◆ **What is asked**: How many lines of the records hold the string "Üzerinden"? Reply with the number alone.

(Data excerpts)
####
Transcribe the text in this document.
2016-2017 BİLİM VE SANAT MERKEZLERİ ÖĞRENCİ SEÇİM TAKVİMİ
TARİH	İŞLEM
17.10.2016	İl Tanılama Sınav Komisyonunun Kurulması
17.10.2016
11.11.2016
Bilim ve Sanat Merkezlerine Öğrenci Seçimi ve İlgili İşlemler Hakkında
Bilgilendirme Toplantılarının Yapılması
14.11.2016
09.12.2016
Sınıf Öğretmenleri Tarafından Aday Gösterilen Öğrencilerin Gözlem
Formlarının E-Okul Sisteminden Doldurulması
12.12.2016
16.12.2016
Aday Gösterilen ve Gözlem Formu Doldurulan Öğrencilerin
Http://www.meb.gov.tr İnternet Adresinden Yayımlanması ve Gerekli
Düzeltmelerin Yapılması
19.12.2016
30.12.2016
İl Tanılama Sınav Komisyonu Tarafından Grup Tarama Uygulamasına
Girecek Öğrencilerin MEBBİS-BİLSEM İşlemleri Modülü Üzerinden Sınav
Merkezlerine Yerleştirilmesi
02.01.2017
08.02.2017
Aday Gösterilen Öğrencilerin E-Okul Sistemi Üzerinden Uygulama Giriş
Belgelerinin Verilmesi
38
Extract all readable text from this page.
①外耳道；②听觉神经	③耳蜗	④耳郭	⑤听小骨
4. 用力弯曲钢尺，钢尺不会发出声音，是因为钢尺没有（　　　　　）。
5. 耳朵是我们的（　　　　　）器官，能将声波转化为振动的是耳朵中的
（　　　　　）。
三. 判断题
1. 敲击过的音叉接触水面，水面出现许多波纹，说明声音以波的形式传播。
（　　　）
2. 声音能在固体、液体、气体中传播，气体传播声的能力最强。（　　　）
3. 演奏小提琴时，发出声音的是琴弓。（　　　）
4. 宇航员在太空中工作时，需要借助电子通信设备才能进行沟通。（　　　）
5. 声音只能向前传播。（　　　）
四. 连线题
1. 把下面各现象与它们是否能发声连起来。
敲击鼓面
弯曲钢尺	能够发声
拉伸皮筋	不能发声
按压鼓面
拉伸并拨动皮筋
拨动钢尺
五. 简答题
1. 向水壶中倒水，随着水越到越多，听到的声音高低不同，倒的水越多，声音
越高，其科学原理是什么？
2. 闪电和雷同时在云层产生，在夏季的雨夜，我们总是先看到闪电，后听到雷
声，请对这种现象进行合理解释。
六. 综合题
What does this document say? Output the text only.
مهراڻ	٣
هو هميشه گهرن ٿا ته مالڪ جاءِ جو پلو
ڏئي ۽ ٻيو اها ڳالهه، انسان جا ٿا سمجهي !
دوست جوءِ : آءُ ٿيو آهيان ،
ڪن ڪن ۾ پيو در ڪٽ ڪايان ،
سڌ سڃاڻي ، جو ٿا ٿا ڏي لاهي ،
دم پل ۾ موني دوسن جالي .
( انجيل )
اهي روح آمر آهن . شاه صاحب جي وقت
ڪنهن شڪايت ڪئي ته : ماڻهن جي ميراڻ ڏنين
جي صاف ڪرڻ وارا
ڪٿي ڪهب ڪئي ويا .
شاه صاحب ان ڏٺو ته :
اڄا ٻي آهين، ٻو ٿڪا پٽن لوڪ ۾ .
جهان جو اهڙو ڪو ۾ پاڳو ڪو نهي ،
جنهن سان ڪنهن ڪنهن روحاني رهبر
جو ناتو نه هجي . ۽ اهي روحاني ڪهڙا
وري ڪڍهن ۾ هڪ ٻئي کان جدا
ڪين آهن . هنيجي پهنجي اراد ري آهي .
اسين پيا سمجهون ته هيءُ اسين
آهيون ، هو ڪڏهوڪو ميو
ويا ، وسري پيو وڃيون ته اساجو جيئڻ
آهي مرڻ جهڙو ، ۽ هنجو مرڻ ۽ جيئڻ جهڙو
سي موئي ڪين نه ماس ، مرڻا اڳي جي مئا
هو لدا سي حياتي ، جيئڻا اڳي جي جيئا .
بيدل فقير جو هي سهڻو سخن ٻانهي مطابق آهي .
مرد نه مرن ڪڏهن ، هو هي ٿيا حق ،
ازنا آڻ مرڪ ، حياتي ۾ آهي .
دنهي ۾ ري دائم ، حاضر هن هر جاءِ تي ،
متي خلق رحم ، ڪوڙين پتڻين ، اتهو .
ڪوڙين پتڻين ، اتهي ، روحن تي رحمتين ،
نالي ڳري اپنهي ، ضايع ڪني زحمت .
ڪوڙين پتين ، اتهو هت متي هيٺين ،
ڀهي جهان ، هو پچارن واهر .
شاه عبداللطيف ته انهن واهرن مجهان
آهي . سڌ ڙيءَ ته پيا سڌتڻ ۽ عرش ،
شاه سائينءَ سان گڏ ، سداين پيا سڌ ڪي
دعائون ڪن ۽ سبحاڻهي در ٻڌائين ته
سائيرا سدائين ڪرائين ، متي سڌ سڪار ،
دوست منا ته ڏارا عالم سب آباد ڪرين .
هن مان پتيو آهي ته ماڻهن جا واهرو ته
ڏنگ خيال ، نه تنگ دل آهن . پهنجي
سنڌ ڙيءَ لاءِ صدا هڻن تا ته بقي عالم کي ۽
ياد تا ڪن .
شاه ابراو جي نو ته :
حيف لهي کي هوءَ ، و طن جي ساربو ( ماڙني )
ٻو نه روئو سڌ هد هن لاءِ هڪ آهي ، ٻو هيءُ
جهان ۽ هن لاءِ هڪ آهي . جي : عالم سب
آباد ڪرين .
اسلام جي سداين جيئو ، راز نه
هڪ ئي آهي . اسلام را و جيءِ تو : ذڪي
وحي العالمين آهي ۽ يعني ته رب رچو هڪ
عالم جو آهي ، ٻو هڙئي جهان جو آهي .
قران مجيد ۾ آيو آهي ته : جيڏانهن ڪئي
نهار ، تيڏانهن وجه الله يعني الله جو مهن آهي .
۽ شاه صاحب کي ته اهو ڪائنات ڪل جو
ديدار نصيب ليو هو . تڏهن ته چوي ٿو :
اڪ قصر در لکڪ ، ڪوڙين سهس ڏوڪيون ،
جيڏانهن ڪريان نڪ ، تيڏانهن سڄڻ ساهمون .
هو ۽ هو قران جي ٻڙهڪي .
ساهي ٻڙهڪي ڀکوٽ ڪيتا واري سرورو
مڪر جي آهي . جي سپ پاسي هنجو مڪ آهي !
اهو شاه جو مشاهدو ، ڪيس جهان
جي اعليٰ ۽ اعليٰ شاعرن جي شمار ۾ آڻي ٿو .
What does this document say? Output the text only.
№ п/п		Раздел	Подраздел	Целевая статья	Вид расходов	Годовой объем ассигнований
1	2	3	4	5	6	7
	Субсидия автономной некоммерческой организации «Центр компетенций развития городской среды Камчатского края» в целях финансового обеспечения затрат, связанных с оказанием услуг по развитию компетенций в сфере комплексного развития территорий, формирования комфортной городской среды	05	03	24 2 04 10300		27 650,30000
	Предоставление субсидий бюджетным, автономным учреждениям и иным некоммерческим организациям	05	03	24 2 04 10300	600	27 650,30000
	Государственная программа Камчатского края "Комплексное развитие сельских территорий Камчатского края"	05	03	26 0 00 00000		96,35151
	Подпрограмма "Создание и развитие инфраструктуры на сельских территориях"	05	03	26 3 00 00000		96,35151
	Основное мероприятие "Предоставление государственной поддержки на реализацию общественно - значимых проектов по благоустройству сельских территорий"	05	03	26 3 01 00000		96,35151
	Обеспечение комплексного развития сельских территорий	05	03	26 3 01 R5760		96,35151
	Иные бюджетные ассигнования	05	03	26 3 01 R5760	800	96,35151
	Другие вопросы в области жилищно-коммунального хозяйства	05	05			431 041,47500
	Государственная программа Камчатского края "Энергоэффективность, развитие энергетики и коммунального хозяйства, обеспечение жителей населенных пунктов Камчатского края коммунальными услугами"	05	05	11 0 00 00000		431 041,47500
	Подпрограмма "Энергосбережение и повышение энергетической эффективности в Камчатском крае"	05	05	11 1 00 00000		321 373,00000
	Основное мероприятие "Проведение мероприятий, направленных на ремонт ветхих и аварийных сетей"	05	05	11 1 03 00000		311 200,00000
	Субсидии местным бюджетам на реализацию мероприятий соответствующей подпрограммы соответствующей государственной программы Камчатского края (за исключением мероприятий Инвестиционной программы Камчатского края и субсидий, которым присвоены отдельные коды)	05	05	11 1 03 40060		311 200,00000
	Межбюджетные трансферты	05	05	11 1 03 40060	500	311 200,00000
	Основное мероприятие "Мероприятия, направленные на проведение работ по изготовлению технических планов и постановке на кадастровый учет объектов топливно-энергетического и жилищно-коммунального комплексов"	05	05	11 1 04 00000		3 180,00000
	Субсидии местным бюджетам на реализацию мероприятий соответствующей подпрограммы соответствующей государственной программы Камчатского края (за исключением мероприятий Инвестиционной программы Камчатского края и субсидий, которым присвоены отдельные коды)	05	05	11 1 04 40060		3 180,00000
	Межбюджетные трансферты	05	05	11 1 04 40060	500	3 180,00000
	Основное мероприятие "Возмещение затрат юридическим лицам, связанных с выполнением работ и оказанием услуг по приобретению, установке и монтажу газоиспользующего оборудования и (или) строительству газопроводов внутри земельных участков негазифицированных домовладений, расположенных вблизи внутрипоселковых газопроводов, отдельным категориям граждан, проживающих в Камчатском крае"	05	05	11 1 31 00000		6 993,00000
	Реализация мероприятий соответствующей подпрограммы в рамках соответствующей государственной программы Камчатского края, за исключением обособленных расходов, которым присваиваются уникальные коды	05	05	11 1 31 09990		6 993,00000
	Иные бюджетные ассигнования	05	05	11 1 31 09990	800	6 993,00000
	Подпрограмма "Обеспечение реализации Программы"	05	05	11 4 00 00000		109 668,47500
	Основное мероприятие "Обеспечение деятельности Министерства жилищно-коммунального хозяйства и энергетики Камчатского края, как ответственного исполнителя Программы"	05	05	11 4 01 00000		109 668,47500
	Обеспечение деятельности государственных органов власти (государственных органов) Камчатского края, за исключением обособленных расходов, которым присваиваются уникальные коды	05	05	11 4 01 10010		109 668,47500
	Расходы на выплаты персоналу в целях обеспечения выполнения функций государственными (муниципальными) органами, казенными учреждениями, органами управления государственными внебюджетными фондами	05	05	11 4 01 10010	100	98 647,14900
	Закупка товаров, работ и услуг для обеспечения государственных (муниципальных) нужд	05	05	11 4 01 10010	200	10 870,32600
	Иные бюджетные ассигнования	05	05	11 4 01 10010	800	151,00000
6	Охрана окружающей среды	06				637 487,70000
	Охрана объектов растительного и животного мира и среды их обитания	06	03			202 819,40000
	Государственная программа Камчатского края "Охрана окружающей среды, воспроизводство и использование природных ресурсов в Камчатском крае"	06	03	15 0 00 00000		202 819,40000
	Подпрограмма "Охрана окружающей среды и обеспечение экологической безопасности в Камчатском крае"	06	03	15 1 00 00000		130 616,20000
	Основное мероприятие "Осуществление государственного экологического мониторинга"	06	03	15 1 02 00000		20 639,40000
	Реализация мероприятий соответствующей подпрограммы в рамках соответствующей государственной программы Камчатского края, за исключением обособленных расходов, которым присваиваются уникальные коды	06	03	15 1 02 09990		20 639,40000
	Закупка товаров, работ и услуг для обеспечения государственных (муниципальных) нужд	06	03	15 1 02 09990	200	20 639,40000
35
####
◆ **Right answer**: 2